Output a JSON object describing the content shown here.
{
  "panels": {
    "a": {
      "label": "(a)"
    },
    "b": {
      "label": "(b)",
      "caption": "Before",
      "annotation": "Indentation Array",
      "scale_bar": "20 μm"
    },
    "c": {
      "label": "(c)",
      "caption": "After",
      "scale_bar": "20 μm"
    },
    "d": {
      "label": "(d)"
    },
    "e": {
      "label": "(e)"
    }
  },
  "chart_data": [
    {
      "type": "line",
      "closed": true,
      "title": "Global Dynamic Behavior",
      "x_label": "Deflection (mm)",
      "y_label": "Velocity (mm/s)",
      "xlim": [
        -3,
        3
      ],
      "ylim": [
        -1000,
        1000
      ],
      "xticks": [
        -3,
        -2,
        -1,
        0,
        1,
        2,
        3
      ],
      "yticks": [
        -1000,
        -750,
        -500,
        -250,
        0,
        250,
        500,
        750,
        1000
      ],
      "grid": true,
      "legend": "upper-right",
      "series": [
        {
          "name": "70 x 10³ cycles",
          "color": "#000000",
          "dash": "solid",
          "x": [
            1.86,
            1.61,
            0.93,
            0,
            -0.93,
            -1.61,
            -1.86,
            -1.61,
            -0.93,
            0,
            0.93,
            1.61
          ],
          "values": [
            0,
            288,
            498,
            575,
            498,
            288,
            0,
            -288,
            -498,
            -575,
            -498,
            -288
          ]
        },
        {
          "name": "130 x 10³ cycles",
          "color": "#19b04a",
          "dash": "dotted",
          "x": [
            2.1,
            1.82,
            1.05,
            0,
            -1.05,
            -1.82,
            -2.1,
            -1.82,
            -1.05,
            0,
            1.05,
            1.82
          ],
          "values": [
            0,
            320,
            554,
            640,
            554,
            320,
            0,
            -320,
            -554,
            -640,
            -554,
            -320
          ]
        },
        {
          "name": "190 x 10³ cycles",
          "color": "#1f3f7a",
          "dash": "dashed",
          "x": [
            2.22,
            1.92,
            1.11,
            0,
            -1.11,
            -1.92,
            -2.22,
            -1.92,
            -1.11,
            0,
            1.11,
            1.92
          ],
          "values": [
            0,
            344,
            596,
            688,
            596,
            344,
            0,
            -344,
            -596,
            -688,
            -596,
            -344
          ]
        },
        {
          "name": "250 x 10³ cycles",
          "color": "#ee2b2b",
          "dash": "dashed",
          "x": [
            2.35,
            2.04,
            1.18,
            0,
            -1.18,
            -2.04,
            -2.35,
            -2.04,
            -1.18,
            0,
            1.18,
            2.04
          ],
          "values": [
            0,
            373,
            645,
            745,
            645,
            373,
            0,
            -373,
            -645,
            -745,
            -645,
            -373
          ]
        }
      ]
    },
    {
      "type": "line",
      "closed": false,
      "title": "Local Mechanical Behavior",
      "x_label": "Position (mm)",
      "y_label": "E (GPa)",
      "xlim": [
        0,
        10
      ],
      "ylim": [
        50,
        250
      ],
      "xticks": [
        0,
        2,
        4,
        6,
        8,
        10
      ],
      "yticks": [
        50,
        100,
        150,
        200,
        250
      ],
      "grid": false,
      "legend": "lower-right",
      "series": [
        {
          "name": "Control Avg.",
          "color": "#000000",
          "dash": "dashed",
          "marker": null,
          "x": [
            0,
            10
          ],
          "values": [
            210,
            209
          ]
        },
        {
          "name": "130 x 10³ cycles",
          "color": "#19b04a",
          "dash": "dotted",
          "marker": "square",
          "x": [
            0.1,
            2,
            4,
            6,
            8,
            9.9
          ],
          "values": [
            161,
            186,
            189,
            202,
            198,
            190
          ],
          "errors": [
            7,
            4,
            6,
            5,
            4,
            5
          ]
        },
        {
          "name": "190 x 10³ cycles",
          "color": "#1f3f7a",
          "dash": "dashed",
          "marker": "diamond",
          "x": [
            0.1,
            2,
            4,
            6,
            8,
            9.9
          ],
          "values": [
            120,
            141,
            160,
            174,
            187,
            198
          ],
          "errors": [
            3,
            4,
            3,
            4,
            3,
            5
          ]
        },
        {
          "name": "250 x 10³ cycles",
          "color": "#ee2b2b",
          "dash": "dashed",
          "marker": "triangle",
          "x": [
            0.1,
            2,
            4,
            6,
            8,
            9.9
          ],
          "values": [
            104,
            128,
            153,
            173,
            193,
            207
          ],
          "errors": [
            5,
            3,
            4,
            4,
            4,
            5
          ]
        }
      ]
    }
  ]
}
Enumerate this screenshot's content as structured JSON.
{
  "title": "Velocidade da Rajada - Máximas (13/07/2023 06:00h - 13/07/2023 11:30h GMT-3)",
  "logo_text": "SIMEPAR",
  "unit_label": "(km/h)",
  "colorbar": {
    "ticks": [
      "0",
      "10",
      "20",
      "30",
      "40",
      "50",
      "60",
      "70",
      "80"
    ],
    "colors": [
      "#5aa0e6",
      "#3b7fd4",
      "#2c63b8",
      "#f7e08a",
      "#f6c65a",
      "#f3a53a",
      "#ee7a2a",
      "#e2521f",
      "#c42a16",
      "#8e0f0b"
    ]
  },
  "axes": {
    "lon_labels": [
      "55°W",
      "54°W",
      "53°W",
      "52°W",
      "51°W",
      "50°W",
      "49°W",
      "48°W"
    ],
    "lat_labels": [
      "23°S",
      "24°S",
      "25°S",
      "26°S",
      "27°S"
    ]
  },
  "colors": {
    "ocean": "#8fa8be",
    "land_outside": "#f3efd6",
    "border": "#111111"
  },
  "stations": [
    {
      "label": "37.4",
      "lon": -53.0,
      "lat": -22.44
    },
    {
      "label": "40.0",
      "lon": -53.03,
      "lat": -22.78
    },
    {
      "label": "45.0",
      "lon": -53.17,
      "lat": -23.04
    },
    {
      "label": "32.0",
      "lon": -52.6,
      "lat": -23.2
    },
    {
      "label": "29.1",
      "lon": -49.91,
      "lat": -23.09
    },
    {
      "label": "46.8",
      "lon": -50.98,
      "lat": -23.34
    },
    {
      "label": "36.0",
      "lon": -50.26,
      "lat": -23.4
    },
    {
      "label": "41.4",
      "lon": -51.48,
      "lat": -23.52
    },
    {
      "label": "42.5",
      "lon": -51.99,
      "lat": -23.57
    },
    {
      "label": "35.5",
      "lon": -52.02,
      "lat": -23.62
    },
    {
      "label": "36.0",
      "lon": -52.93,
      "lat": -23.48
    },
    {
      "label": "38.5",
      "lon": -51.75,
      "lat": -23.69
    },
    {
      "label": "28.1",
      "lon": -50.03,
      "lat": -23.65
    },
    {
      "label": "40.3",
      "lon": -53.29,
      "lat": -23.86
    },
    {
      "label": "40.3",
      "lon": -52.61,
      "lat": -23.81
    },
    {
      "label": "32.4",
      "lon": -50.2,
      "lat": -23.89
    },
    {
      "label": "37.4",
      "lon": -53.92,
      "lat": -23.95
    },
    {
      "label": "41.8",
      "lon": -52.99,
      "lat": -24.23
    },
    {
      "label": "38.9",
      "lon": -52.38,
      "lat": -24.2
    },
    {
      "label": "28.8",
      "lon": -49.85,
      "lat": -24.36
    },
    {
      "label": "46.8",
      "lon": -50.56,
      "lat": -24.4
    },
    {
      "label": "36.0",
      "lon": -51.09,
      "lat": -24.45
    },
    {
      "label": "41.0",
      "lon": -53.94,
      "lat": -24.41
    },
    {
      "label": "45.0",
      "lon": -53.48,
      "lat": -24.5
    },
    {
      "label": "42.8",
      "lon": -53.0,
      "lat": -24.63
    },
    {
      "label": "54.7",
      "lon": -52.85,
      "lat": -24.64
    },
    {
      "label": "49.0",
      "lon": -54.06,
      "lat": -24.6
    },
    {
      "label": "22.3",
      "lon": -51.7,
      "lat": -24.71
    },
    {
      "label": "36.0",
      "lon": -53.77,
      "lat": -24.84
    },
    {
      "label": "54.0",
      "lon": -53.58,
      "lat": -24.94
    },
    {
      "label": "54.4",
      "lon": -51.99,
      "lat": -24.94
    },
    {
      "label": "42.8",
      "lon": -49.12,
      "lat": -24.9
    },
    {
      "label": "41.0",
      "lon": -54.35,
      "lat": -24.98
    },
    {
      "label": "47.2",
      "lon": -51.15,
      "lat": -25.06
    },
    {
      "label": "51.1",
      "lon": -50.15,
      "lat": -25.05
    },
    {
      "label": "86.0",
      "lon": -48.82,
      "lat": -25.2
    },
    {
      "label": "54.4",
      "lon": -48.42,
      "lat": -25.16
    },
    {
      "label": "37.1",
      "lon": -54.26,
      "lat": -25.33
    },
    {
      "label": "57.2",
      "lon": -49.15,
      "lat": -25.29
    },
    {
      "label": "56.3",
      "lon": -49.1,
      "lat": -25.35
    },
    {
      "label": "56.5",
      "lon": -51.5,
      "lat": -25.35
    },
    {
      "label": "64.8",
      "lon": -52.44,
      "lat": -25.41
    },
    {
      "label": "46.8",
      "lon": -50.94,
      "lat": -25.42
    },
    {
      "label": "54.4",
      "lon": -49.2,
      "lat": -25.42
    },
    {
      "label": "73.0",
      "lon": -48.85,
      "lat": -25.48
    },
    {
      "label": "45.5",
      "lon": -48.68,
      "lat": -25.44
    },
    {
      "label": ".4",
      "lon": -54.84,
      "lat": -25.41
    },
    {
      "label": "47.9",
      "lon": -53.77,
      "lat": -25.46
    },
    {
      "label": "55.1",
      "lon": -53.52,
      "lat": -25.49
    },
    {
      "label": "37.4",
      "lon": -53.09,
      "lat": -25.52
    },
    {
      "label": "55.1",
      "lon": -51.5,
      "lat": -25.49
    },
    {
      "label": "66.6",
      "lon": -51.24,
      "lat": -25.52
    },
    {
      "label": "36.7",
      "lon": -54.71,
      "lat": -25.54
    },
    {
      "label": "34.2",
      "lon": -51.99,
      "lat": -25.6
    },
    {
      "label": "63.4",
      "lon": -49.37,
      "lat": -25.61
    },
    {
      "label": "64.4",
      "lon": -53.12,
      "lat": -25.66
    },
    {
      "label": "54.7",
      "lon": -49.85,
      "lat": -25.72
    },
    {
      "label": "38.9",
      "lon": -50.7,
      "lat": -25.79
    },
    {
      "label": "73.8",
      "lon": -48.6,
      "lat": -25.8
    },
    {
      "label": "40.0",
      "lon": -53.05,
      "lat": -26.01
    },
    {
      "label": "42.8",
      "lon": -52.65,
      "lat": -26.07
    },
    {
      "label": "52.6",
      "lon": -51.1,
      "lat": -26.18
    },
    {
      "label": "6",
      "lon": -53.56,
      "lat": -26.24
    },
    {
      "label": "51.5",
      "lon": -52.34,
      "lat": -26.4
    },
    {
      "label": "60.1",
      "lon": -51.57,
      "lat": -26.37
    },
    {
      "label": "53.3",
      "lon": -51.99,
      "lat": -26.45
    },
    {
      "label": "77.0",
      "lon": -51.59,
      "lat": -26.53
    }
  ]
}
□ □ □ □
= Exercise =
Look through the listing above and count the lines where the string "content" appears. Report the number only.

= Result for this task =
2